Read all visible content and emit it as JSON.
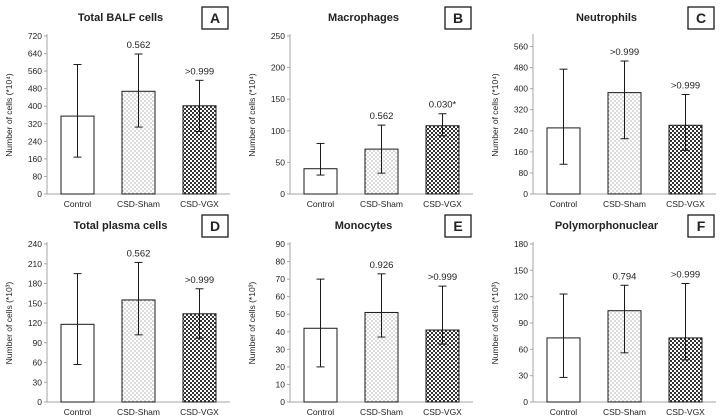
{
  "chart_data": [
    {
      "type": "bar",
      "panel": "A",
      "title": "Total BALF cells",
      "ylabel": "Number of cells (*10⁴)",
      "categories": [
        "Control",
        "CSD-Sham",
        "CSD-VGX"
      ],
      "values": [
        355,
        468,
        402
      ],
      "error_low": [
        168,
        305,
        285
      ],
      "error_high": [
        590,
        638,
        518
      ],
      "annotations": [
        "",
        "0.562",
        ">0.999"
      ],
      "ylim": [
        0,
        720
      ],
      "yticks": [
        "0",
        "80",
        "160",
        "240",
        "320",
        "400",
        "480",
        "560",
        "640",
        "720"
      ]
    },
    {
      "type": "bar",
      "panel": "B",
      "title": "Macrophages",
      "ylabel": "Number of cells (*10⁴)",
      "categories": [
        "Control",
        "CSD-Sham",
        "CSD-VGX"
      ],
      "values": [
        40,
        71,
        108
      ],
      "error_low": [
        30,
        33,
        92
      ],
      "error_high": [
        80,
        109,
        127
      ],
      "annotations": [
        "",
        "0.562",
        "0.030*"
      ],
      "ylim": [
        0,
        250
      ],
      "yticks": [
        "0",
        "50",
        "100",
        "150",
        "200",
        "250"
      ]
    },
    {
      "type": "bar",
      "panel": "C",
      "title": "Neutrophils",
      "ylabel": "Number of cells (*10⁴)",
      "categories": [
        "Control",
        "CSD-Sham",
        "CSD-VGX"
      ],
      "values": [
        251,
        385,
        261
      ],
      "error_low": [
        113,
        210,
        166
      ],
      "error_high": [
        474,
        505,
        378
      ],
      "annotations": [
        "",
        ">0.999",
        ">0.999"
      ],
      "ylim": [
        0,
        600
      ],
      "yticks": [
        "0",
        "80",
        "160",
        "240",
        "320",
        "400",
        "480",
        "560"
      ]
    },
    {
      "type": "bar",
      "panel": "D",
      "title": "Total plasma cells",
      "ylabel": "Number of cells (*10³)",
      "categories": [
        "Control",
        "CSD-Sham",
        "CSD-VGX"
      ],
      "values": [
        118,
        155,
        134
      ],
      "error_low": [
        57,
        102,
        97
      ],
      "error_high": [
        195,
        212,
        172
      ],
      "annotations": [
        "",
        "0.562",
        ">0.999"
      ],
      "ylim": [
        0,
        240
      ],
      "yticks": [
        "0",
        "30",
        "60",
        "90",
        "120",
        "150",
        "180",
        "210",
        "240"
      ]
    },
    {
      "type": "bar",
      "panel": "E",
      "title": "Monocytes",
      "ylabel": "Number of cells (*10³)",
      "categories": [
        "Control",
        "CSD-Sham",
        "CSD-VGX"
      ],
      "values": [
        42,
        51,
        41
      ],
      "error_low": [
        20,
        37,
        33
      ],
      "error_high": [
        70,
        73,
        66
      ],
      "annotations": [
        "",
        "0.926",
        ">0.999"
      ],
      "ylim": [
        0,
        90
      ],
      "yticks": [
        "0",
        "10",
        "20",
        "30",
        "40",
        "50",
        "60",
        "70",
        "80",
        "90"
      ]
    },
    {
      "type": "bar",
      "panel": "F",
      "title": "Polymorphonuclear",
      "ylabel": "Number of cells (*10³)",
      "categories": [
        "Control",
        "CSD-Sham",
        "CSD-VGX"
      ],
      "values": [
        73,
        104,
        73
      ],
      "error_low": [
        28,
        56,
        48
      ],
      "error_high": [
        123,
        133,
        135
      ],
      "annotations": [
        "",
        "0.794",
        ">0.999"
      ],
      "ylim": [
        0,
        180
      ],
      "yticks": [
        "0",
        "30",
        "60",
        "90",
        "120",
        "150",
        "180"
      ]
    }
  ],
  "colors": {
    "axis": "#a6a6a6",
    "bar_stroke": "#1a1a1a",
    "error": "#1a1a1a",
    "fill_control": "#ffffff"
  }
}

* Activity *
What is wanted is a copy of every line in the listing that includes the word "panel".

* Solution to this problem *
      "panel": "A",
      "panel": "B",
      "panel": "C",
      "panel": "D",
      "panel": "E",
      "panel": "F",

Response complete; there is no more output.